• [O QUE FAZER]:
1. No texto sobre delimitações e impermeabilizações, como os espiritualistas consideram a meditação?
2. Transcreva, do texto sobre delimitações e impermeabilizações, tudo o que vai de "Inúmeras vezes o" até "em referenciais próprios.".

• [TEXTO SELECIONADO]:
Delimitações e impermeabilizações

 


 

 

Inúmeras vezes o isolamento, o estar separado do que ocorre aqui e agora, do outro, do mundo enfim, resulta de estar protegido ou protegendo-se, de estar sempre verificando possibilidades e avaliando, buscando o melhor para si, gerando em última instância, impermeabilização característica do autorreferenciamento, das respostas contextualizadas em referenciais próprios.

 

Rezar, torcer para que tudo dê certo, apoiar-se no pensamento positivo, criar redes de afeto e proteção através de atitudes consideradas transcendentais são exemplos de delimitações que impermeabilizam. A meditação, por exemplo, considerada pelos espiritualistas como um instrumento de ultrapassagem de variáveis do estar no mundo, cria impermeabilização sustentada pelas bases residuais do que se ultrapassou. Isso acontece com qualquer delimitação, seja busca de transcendência, seja busca de situações mundanas a alcançar e a evitar. Tudo que é transformado em contexto para estabelecer participação, em ponto de convergência a partir do qual são configurados os relacionamentos, cria isolamento.

• [DADOS DE ORIGEM]:
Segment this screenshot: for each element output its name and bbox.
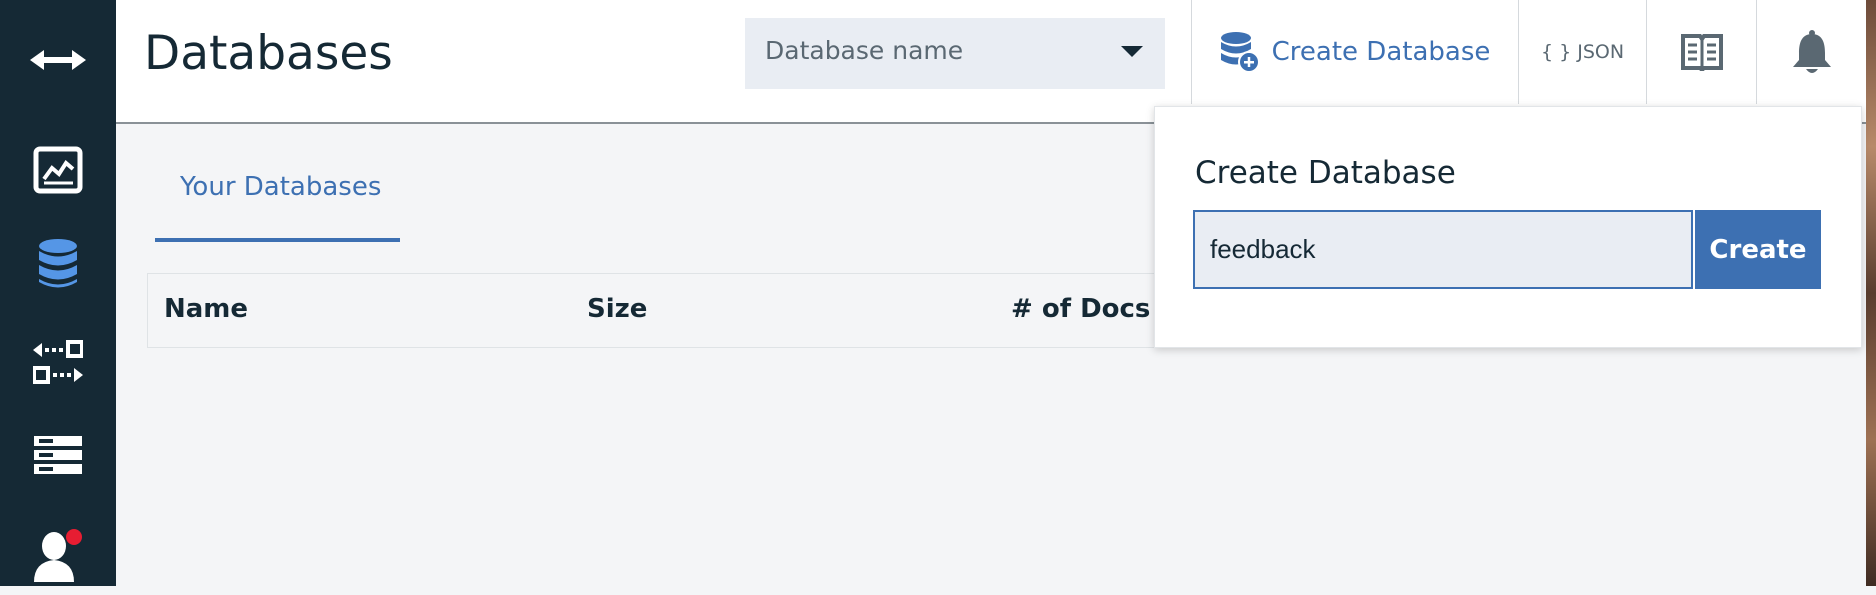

• [RESPOSTAS EM ORDEM]:
1. Como um instrumento de ultrapassagem de variáveis do estar no mundo.

2.
Inúmeras vezes o isolamento, o estar separado do que ocorre aqui e agora, do outro, do mundo enfim, resulta de estar protegido ou protegendo-se, de estar sempre verificando possibilidades e avaliando, buscando o melhor para si, gerando em última instância, impermeabilização característica do autorreferenciamento, das respostas contextualizadas em referenciais próprios.